### [SET TASK]
The entries below are to be written out again without alteration.

* Start DATA RECORDS *

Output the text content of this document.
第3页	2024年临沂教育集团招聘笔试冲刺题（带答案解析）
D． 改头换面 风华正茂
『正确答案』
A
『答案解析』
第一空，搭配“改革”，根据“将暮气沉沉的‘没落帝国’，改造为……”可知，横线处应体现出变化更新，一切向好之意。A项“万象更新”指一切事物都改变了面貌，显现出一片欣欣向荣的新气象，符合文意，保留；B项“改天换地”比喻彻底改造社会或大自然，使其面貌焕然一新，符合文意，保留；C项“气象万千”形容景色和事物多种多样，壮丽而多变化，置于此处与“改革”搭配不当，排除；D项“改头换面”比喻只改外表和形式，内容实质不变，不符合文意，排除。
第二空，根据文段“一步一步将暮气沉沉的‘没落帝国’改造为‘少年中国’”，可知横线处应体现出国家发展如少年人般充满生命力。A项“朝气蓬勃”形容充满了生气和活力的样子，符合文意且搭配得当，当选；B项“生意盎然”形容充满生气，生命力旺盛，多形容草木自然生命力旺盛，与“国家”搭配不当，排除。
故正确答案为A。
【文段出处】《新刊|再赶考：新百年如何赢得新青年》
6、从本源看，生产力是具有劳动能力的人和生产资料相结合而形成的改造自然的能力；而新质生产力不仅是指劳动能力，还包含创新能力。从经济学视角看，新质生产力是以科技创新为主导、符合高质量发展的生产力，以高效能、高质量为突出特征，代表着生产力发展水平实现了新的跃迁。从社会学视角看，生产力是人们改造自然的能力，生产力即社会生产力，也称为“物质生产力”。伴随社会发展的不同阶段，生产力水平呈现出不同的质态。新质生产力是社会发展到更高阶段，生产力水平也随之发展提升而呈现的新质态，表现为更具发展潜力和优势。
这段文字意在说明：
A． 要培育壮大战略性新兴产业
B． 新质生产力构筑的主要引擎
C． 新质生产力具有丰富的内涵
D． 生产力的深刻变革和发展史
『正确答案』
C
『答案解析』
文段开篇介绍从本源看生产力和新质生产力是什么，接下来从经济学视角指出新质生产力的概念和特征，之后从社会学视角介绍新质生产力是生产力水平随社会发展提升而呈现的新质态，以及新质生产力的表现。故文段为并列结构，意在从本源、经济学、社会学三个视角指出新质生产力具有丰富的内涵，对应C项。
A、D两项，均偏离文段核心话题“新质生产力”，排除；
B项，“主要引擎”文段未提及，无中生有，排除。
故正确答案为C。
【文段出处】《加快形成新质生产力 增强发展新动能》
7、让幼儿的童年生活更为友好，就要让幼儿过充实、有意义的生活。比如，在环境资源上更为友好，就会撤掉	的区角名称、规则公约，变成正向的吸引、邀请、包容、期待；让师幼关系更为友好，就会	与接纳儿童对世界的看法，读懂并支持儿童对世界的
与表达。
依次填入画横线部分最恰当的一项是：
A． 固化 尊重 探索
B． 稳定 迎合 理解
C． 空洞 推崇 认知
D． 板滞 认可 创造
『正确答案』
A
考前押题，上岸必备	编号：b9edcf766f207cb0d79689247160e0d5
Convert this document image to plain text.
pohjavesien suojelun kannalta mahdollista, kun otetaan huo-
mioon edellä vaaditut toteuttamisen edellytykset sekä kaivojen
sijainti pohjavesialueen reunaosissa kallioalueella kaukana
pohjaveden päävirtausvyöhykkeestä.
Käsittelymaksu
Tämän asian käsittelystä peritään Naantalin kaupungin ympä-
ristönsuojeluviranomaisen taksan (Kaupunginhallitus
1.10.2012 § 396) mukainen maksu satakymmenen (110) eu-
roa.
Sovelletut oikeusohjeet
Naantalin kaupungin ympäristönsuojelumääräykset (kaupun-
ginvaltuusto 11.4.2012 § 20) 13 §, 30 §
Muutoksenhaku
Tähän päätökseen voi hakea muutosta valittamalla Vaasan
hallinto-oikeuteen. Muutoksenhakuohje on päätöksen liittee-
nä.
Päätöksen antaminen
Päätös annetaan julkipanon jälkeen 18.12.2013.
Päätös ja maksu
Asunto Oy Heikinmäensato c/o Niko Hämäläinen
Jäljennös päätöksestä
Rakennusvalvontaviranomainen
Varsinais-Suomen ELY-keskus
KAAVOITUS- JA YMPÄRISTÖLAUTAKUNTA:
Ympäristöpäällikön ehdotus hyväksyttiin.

* End DATA RECORDS *

### [EXERCISE RESPONSE]
Output the text content of this document.
第3页	2024年临沂教育集团招聘笔试冲刺题（带答案解析）
D． 改头换面 风华正茂
『正确答案』
A
『答案解析』
第一空，搭配“改革”，根据“将暮气沉沉的‘没落帝国’，改造为……”可知，横线处应体现出变化更新，一切向好之意。A项“万象更新”指一切事物都改变了面貌，显现出一片欣欣向荣的新气象，符合文意，保留；B项“改天换地”比喻彻底改造社会或大自然，使其面貌焕然一新，符合文意，保留；C项“气象万千”形容景色和事物多种多样，壮丽而多变化，置于此处与“改革”搭配不当，排除；D项“改头换面”比喻只改外表和形式，内容实质不变，不符合文意，排除。
第二空，根据文段“一步一步将暮气沉沉的‘没落帝国’改造为‘少年中国’”，可知横线处应体现出国家发展如少年人般充满生命力。A项“朝气蓬勃”形容充满了生气和活力的样子，符合文意且搭配得当，当选；B项“生意盎然”形容充满生气，生命力旺盛，多形容草木自然生命力旺盛，与“国家”搭配不当，排除。
故正确答案为A。
【文段出处】《新刊|再赶考：新百年如何赢得新青年》
6、从本源看，生产力是具有劳动能力的人和生产资料相结合而形成的改造自然的能力；而新质生产力不仅是指劳动能力，还包含创新能力。从经济学视角看，新质生产力是以科技创新为主导、符合高质量发展的生产力，以高效能、高质量为突出特征，代表着生产力发展水平实现了新的跃迁。从社会学视角看，生产力是人们改造自然的能力，生产力即社会生产力，也称为“物质生产力”。伴随社会发展的不同阶段，生产力水平呈现出不同的质态。新质生产力是社会发展到更高阶段，生产力水平也随之发展提升而呈现的新质态，表现为更具发展潜力和优势。
这段文字意在说明：
A． 要培育壮大战略性新兴产业
B． 新质生产力构筑的主要引擎
C． 新质生产力具有丰富的内涵
D． 生产力的深刻变革和发展史
『正确答案』
C
『答案解析』
文段开篇介绍从本源看生产力和新质生产力是什么，接下来从经济学视角指出新质生产力的概念和特征，之后从社会学视角介绍新质生产力是生产力水平随社会发展提升而呈现的新质态，以及新质生产力的表现。故文段为并列结构，意在从本源、经济学、社会学三个视角指出新质生产力具有丰富的内涵，对应C项。
A、D两项，均偏离文段核心话题“新质生产力”，排除；
B项，“主要引擎”文段未提及，无中生有，排除。
故正确答案为C。
【文段出处】《加快形成新质生产力 增强发展新动能》
7、让幼儿的童年生活更为友好，就要让幼儿过充实、有意义的生活。比如，在环境资源上更为友好，就会撤掉	的区角名称、规则公约，变成正向的吸引、邀请、包容、期待；让师幼关系更为友好，就会	与接纳儿童对世界的看法，读懂并支持儿童对世界的
与表达。
依次填入画横线部分最恰当的一项是：
A． 固化 尊重 探索
B． 稳定 迎合 理解
C． 空洞 推崇 认知
D． 板滞 认可 创造
『正确答案』
A
考前押题，上岸必备	编号：b9edcf766f207cb0d79689247160e0d5
Convert this document image to plain text.
pohjavesien suojelun kannalta mahdollista, kun otetaan huo-
mioon edellä vaaditut toteuttamisen edellytykset sekä kaivojen
sijainti pohjavesialueen reunaosissa kallioalueella kaukana
pohjaveden päävirtausvyöhykkeestä.
Käsittelymaksu
Tämän asian käsittelystä peritään Naantalin kaupungin ympä-
ristönsuojeluviranomaisen taksan (Kaupunginhallitus
1.10.2012 § 396) mukainen maksu satakymmenen (110) eu-
roa.
Sovelletut oikeusohjeet
Naantalin kaupungin ympäristönsuojelumääräykset (kaupun-
ginvaltuusto 11.4.2012 § 20) 13 §, 30 §
Muutoksenhaku
Tähän päätökseen voi hakea muutosta valittamalla Vaasan
hallinto-oikeuteen. Muutoksenhakuohje on päätöksen liittee-
nä.
Päätöksen antaminen
Päätös annetaan julkipanon jälkeen 18.12.2013.
Päätös ja maksu
Asunto Oy Heikinmäensato c/o Niko Hämäläinen
Jäljennös päätöksestä
Rakennusvalvontaviranomainen
Varsinais-Suomen ELY-keskus
KAAVOITUS- JA YMPÄRISTÖLAUTAKUNTA:
Ympäristöpäällikön ehdotus hyväksyttiin.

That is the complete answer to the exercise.